> **Objective**
Retype each entry below exactly as it stands.

> **Task input**
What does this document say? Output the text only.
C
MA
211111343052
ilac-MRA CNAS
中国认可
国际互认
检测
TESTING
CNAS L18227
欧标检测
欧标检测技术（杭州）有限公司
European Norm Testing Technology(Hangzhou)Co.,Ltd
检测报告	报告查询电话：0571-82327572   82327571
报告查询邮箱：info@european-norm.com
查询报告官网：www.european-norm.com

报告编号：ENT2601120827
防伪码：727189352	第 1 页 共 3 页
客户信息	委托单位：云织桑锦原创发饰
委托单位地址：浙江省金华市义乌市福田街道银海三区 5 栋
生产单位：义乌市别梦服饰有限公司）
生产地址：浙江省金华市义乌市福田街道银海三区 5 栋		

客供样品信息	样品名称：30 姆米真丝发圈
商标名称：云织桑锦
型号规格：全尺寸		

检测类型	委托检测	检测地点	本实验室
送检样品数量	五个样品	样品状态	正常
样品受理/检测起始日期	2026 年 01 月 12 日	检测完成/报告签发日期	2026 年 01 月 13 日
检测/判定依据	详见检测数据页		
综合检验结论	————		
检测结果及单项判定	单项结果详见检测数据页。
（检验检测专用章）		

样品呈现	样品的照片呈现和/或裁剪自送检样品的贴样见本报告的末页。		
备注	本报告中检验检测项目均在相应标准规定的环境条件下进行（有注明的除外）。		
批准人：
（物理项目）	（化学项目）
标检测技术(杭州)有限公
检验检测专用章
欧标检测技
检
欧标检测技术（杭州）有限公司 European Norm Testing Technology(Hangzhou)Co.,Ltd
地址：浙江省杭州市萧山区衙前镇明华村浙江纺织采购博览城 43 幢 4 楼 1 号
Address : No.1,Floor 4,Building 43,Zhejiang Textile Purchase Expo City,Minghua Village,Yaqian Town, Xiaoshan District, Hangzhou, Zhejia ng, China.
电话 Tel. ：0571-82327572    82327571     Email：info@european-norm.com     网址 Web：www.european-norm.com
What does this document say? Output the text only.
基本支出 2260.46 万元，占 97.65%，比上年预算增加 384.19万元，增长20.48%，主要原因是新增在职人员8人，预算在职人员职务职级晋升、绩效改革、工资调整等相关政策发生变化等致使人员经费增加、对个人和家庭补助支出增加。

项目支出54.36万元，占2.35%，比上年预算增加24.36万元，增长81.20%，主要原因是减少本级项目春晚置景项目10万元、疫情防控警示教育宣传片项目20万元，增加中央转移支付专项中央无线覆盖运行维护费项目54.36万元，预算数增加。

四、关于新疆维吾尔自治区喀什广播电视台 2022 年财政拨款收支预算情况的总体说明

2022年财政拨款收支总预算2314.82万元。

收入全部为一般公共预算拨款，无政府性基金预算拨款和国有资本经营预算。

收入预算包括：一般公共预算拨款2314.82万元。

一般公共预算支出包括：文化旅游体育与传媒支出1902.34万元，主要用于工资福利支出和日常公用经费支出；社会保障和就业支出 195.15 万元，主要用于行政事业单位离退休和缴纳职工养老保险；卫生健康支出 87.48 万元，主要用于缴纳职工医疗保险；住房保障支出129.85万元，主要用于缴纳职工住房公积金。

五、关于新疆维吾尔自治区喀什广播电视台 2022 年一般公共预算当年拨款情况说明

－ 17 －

> **Correct answer**
What does this document say? Output the text only.
C
MA
211111343052
ilac-MRA CNAS
中国认可
国际互认
检测
TESTING
CNAS L18227
欧标检测
欧标检测技术（杭州）有限公司
European Norm Testing Technology(Hangzhou)Co.,Ltd
检测报告	报告查询电话：0571-82327572   82327571
报告查询邮箱：info@european-norm.com
查询报告官网：www.european-norm.com

报告编号：ENT2601120827
防伪码：727189352	第 1 页 共 3 页
客户信息	委托单位：云织桑锦原创发饰
委托单位地址：浙江省金华市义乌市福田街道银海三区 5 栋
生产单位：义乌市别梦服饰有限公司）
生产地址：浙江省金华市义乌市福田街道银海三区 5 栋		

客供样品信息	样品名称：30 姆米真丝发圈
商标名称：云织桑锦
型号规格：全尺寸		

检测类型	委托检测	检测地点	本实验室
送检样品数量	五个样品	样品状态	正常
样品受理/检测起始日期	2026 年 01 月 12 日	检测完成/报告签发日期	2026 年 01 月 13 日
检测/判定依据	详见检测数据页		
综合检验结论	————		
检测结果及单项判定	单项结果详见检测数据页。
（检验检测专用章）		

样品呈现	样品的照片呈现和/或裁剪自送检样品的贴样见本报告的末页。		
备注	本报告中检验检测项目均在相应标准规定的环境条件下进行（有注明的除外）。		
批准人：
（物理项目）	（化学项目）
标检测技术(杭州)有限公
检验检测专用章
欧标检测技
检
欧标检测技术（杭州）有限公司 European Norm Testing Technology(Hangzhou)Co.,Ltd
地址：浙江省杭州市萧山区衙前镇明华村浙江纺织采购博览城 43 幢 4 楼 1 号
Address : No.1,Floor 4,Building 43,Zhejiang Textile Purchase Expo City,Minghua Village,Yaqian Town, Xiaoshan District, Hangzhou, Zhejia ng, China.
电话 Tel. ：0571-82327572    82327571     Email：info@european-norm.com     网址 Web：www.european-norm.com
What does this document say? Output the text only.
基本支出 2260.46 万元，占 97.65%，比上年预算增加 384.19万元，增长20.48%，主要原因是新增在职人员8人，预算在职人员职务职级晋升、绩效改革、工资调整等相关政策发生变化等致使人员经费增加、对个人和家庭补助支出增加。

项目支出54.36万元，占2.35%，比上年预算增加24.36万元，增长81.20%，主要原因是减少本级项目春晚置景项目10万元、疫情防控警示教育宣传片项目20万元，增加中央转移支付专项中央无线覆盖运行维护费项目54.36万元，预算数增加。

四、关于新疆维吾尔自治区喀什广播电视台 2022 年财政拨款收支预算情况的总体说明

2022年财政拨款收支总预算2314.82万元。

收入全部为一般公共预算拨款，无政府性基金预算拨款和国有资本经营预算。

收入预算包括：一般公共预算拨款2314.82万元。

一般公共预算支出包括：文化旅游体育与传媒支出1902.34万元，主要用于工资福利支出和日常公用经费支出；社会保障和就业支出 195.15 万元，主要用于行政事业单位离退休和缴纳职工养老保险；卫生健康支出 87.48 万元，主要用于缴纳职工医疗保险；住房保障支出129.85万元，主要用于缴纳职工住房公积金。

五、关于新疆维吾尔自治区喀什广播电视台 2022 年一般公共预算当年拨款情况说明

－ 17 －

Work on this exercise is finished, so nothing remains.